THE REQUEST: Restate the complete material exactly.

Data entries for graphics
════════

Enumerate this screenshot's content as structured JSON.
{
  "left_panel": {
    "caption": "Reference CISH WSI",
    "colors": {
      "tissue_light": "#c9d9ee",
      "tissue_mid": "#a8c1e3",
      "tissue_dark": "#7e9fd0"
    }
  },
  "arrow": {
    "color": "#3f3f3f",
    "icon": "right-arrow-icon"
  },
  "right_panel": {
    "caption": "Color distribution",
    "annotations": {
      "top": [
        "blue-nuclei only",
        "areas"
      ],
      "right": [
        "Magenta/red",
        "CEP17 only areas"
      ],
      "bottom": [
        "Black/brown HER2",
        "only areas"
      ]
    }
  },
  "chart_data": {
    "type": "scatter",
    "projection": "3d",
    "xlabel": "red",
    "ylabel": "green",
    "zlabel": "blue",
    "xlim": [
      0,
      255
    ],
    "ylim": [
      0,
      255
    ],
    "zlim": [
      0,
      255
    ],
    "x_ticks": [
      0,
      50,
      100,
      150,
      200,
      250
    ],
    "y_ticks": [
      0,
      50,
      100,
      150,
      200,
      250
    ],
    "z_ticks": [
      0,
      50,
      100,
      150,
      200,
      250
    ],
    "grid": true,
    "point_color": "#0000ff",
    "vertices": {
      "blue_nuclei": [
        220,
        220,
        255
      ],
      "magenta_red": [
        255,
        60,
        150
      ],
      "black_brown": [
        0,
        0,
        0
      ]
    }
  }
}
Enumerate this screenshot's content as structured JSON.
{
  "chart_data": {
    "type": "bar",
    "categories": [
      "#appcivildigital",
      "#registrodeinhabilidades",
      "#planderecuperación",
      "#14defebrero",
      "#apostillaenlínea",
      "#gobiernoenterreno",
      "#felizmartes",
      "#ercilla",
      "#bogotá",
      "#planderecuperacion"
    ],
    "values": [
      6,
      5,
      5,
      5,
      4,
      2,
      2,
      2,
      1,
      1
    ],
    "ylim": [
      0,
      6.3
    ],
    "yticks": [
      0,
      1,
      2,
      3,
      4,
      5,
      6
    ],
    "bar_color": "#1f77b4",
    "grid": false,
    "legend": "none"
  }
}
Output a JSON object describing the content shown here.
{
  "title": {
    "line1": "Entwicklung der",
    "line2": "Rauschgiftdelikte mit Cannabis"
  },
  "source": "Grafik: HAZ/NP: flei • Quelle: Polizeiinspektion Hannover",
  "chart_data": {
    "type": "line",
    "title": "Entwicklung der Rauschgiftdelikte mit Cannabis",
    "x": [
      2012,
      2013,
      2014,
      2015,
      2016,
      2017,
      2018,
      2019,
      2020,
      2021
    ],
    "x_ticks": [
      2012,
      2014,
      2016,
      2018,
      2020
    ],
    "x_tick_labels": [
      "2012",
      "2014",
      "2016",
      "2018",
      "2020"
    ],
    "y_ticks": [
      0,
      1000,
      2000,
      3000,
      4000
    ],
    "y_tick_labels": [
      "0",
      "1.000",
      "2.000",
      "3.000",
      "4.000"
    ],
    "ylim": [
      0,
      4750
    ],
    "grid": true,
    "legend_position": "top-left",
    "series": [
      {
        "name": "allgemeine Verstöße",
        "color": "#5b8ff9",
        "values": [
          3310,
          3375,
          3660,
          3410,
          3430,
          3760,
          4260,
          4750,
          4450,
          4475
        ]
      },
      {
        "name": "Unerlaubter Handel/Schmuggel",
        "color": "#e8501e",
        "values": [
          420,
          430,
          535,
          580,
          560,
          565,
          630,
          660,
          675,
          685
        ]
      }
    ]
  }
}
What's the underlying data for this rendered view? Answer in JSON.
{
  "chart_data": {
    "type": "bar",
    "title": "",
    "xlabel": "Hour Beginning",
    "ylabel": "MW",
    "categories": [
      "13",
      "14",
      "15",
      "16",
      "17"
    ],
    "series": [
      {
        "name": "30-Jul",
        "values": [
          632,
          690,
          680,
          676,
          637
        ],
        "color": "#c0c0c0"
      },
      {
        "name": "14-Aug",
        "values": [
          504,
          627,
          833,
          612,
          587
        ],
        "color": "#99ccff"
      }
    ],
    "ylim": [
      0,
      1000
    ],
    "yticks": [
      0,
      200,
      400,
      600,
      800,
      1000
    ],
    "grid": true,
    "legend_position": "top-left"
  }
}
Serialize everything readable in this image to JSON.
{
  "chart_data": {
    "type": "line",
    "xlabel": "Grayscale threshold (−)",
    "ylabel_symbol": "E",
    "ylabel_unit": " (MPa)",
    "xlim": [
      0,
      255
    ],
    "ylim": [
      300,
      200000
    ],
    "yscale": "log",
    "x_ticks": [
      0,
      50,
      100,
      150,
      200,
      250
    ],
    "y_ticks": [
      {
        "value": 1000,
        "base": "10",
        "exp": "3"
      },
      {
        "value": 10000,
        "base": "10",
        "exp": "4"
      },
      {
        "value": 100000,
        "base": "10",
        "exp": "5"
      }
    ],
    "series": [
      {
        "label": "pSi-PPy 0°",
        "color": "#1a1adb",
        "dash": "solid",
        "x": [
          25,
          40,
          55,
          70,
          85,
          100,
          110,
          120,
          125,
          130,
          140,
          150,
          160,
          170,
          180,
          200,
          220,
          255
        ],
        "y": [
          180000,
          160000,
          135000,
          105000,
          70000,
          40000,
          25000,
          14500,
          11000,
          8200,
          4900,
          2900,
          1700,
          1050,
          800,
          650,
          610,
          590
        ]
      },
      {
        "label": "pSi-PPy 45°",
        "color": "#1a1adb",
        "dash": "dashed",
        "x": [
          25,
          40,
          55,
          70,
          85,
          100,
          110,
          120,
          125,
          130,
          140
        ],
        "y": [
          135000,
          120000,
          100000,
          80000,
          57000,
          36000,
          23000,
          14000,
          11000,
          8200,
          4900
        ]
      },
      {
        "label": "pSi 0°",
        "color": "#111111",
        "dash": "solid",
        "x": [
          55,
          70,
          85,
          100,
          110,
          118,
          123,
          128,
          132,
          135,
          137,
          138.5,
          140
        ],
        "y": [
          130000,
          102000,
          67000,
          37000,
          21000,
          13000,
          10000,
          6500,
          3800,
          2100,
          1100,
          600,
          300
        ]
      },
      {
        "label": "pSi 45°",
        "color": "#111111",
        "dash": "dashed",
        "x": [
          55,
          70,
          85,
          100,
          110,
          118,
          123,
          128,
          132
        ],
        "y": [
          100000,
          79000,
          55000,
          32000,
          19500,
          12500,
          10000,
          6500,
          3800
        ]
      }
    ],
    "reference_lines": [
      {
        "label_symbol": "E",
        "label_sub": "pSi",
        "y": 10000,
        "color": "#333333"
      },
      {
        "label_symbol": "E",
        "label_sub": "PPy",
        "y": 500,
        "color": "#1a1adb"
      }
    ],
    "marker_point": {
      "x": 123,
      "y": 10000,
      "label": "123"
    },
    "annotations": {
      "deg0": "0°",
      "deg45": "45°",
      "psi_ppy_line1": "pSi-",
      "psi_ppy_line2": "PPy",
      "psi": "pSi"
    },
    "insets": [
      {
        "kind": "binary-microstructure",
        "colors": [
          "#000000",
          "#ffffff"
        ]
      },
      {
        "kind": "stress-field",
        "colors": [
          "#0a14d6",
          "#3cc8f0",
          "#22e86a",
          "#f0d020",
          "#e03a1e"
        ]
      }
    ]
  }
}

════════

TASK OUTPUT:
Enumerate this screenshot's content as structured JSON.
{
  "left_panel": {
    "caption": "Reference CISH WSI",
    "colors": {
      "tissue_light": "#c9d9ee",
      "tissue_mid": "#a8c1e3",
      "tissue_dark": "#7e9fd0"
    }
  },
  "arrow": {
    "color": "#3f3f3f",
    "icon": "right-arrow-icon"
  },
  "right_panel": {
    "caption": "Color distribution",
    "annotations": {
      "top": [
        "blue-nuclei only",
        "areas"
      ],
      "right": [
        "Magenta/red",
        "CEP17 only areas"
      ],
      "bottom": [
        "Black/brown HER2",
        "only areas"
      ]
    }
  },
  "chart_data": {
    "type": "scatter",
    "projection": "3d",
    "xlabel": "red",
    "ylabel": "green",
    "zlabel": "blue",
    "xlim": [
      0,
      255
    ],
    "ylim": [
      0,
      255
    ],
    "zlim": [
      0,
      255
    ],
    "x_ticks": [
      0,
      50,
      100,
      150,
      200,
      250
    ],
    "y_ticks": [
      0,
      50,
      100,
      150,
      200,
      250
    ],
    "z_ticks": [
      0,
      50,
      100,
      150,
      200,
      250
    ],
    "grid": true,
    "point_color": "#0000ff",
    "vertices": {
      "blue_nuclei": [
        220,
        220,
        255
      ],
      "magenta_red": [
        255,
        60,
        150
      ],
      "black_brown": [
        0,
        0,
        0
      ]
    }
  }
}
Enumerate this screenshot's content as structured JSON.
{
  "chart_data": {
    "type": "bar",
    "categories": [
      "#appcivildigital",
      "#registrodeinhabilidades",
      "#planderecuperación",
      "#14defebrero",
      "#apostillaenlínea",
      "#gobiernoenterreno",
      "#felizmartes",
      "#ercilla",
      "#bogotá",
      "#planderecuperacion"
    ],
    "values": [
      6,
      5,
      5,
      5,
      4,
      2,
      2,
      2,
      1,
      1
    ],
    "ylim": [
      0,
      6.3
    ],
    "yticks": [
      0,
      1,
      2,
      3,
      4,
      5,
      6
    ],
    "bar_color": "#1f77b4",
    "grid": false,
    "legend": "none"
  }
}
Output a JSON object describing the content shown here.
{
  "title": {
    "line1": "Entwicklung der",
    "line2": "Rauschgiftdelikte mit Cannabis"
  },
  "source": "Grafik: HAZ/NP: flei • Quelle: Polizeiinspektion Hannover",
  "chart_data": {
    "type": "line",
    "title": "Entwicklung der Rauschgiftdelikte mit Cannabis",
    "x": [
      2012,
      2013,
      2014,
      2015,
      2016,
      2017,
      2018,
      2019,
      2020,
      2021
    ],
    "x_ticks": [
      2012,
      2014,
      2016,
      2018,
      2020
    ],
    "x_tick_labels": [
      "2012",
      "2014",
      "2016",
      "2018",
      "2020"
    ],
    "y_ticks": [
      0,
      1000,
      2000,
      3000,
      4000
    ],
    "y_tick_labels": [
      "0",
      "1.000",
      "2.000",
      "3.000",
      "4.000"
    ],
    "ylim": [
      0,
      4750
    ],
    "grid": true,
    "legend_position": "top-left",
    "series": [
      {
        "name": "allgemeine Verstöße",
        "color": "#5b8ff9",
        "values": [
          3310,
          3375,
          3660,
          3410,
          3430,
          3760,
          4260,
          4750,
          4450,
          4475
        ]
      },
      {
        "name": "Unerlaubter Handel/Schmuggel",
        "color": "#e8501e",
        "values": [
          420,
          430,
          535,
          580,
          560,
          565,
          630,
          660,
          675,
          685
        ]
      }
    ]
  }
}
What's the underlying data for this rendered view? Answer in JSON.
{
  "chart_data": {
    "type": "bar",
    "title": "",
    "xlabel": "Hour Beginning",
    "ylabel": "MW",
    "categories": [
      "13",
      "14",
      "15",
      "16",
      "17"
    ],
    "series": [
      {
        "name": "30-Jul",
        "values": [
          632,
          690,
          680,
          676,
          637
        ],
        "color": "#c0c0c0"
      },
      {
        "name": "14-Aug",
        "values": [
          504,
          627,
          833,
          612,
          587
        ],
        "color": "#99ccff"
      }
    ],
    "ylim": [
      0,
      1000
    ],
    "yticks": [
      0,
      200,
      400,
      600,
      800,
      1000
    ],
    "grid": true,
    "legend_position": "top-left"
  }
}
Serialize everything readable in this image to JSON.
{
  "chart_data": {
    "type": "line",
    "xlabel": "Grayscale threshold (−)",
    "ylabel_symbol": "E",
    "ylabel_unit": " (MPa)",
    "xlim": [
      0,
      255
    ],
    "ylim": [
      300,
      200000
    ],
    "yscale": "log",
    "x_ticks": [
      0,
      50,
      100,
      150,
      200,
      250
    ],
    "y_ticks": [
      {
        "value": 1000,
        "base": "10",
        "exp": "3"
      },
      {
        "value": 10000,
        "base": "10",
        "exp": "4"
      },
      {
        "value": 100000,
        "base": "10",
        "exp": "5"
      }
    ],
    "series": [
      {
        "label": "pSi-PPy 0°",
        "color": "#1a1adb",
        "dash": "solid",
        "x": [
          25,
          40,
          55,
          70,
          85,
          100,
          110,
          120,
          125,
          130,
          140,
          150,
          160,
          170,
          180,
          200,
          220,
          255
        ],
        "y": [
          180000,
          160000,
          135000,
          105000,
          70000,
          40000,
          25000,
          14500,
          11000,
          8200,
          4900,
          2900,
          1700,
          1050,
          800,
          650,
          610,
          590
        ]
      },
      {
        "label": "pSi-PPy 45°",
        "color": "#1a1adb",
        "dash": "dashed",
        "x": [
          25,
          40,
          55,
          70,
          85,
          100,
          110,
          120,
          125,
          130,
          140
        ],
        "y": [
          135000,
          120000,
          100000,
          80000,
          57000,
          36000,
          23000,
          14000,
          11000,
          8200,
          4900
        ]
      },
      {
        "label": "pSi 0°",
        "color": "#111111",
        "dash": "solid",
        "x": [
          55,
          70,
          85,
          100,
          110,
          118,
          123,
          128,
          132,
          135,
          137,
          138.5,
          140
        ],
        "y": [
          130000,
          102000,
          67000,
          37000,
          21000,
          13000,
          10000,
          6500,
          3800,
          2100,
          1100,
          600,
          300
        ]
      },
      {
        "label": "pSi 45°",
        "color": "#111111",
        "dash": "dashed",
        "x": [
          55,
          70,
          85,
          100,
          110,
          118,
          123,
          128,
          132
        ],
        "y": [
          100000,
          79000,
          55000,
          32000,
          19500,
          12500,
          10000,
          6500,
          3800
        ]
      }
    ],
    "reference_lines": [
      {
        "label_symbol": "E",
        "label_sub": "pSi",
        "y": 10000,
        "color": "#333333"
      },
      {
        "label_symbol": "E",
        "label_sub": "PPy",
        "y": 500,
        "color": "#1a1adb"
      }
    ],
    "marker_point": {
      "x": 123,
      "y": 10000,
      "label": "123"
    },
    "annotations": {
      "deg0": "0°",
      "deg45": "45°",
      "psi_ppy_line1": "pSi-",
      "psi_ppy_line2": "PPy",
      "psi": "pSi"
    },
    "insets": [
      {
        "kind": "binary-microstructure",
        "colors": [
          "#000000",
          "#ffffff"
        ]
      },
      {
        "kind": "stress-field",
        "colors": [
          "#0a14d6",
          "#3cc8f0",
          "#22e86a",
          "#f0d020",
          "#e03a1e"
        ]
      }
    ]
  }
}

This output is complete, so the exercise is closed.